=== Dataset excerpts ===

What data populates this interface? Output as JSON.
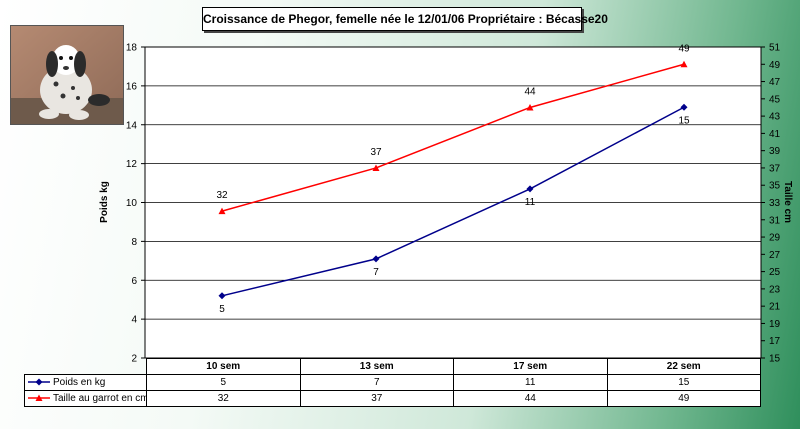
{
  "title": "Croissance de Phegor, femelle née le 12/01/06  Propriétaire : Bécasse20",
  "chart_data": {
    "type": "line",
    "categories": [
      "10 sem",
      "13 sem",
      "17 sem",
      "22 sem"
    ],
    "series": [
      {
        "name": "Poids en kg",
        "values": [
          5.2,
          7.1,
          10.7,
          14.9
        ],
        "labels": [
          "5",
          "7",
          "11",
          "15"
        ],
        "color": "#00008b",
        "marker": "diamond",
        "axis": "left"
      },
      {
        "name": "Taille au garrot en cm",
        "values": [
          32,
          37,
          44,
          49
        ],
        "labels": [
          "32",
          "37",
          "44",
          "49"
        ],
        "color": "#ff0000",
        "marker": "triangle",
        "axis": "right"
      }
    ],
    "ylabel": "Poids kg",
    "ylabel_right": "Taille cm",
    "ylim": [
      2,
      18
    ],
    "yticks": [
      "2",
      "4",
      "6",
      "8",
      "10",
      "12",
      "14",
      "16",
      "18"
    ],
    "ylim_right": [
      15,
      51
    ],
    "yticks_right": [
      "15",
      "17",
      "19",
      "21",
      "23",
      "25",
      "27",
      "29",
      "31",
      "33",
      "35",
      "37",
      "39",
      "41",
      "43",
      "45",
      "47",
      "49",
      "51"
    ],
    "grid": "horizontal",
    "legend": "data-table"
  },
  "table": {
    "rows": [
      {
        "label": "Poids en kg",
        "values": [
          "5",
          "7",
          "11",
          "15"
        ]
      },
      {
        "label": "Taille au garrot en cm",
        "values": [
          "32",
          "37",
          "44",
          "49"
        ]
      }
    ]
  }
}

===

◆ The request
All of the entries need to be transcribed word for word; pictures are left out.

◆ Correct result
What data populates this interface? Output as JSON.
{
  "title": "Croissance de Phegor, femelle née le 12/01/06  Propriétaire : Bécasse20",
  "chart_data": {
    "type": "line",
    "categories": [
      "10 sem",
      "13 sem",
      "17 sem",
      "22 sem"
    ],
    "series": [
      {
        "name": "Poids en kg",
        "values": [
          5.2,
          7.1,
          10.7,
          14.9
        ],
        "labels": [
          "5",
          "7",
          "11",
          "15"
        ],
        "color": "#00008b",
        "marker": "diamond",
        "axis": "left"
      },
      {
        "name": "Taille au garrot en cm",
        "values": [
          32,
          37,
          44,
          49
        ],
        "labels": [
          "32",
          "37",
          "44",
          "49"
        ],
        "color": "#ff0000",
        "marker": "triangle",
        "axis": "right"
      }
    ],
    "ylabel": "Poids kg",
    "ylabel_right": "Taille cm",
    "ylim": [
      2,
      18
    ],
    "yticks": [
      "2",
      "4",
      "6",
      "8",
      "10",
      "12",
      "14",
      "16",
      "18"
    ],
    "ylim_right": [
      15,
      51
    ],
    "yticks_right": [
      "15",
      "17",
      "19",
      "21",
      "23",
      "25",
      "27",
      "29",
      "31",
      "33",
      "35",
      "37",
      "39",
      "41",
      "43",
      "45",
      "47",
      "49",
      "51"
    ],
    "grid": "horizontal",
    "legend": "data-table"
  },
  "table": {
    "rows": [
      {
        "label": "Poids en kg",
        "values": [
          "5",
          "7",
          "11",
          "15"
        ]
      },
      {
        "label": "Taille au garrot en cm",
        "values": [
          "32",
          "37",
          "44",
          "49"
        ]
      }
    ]
  }
}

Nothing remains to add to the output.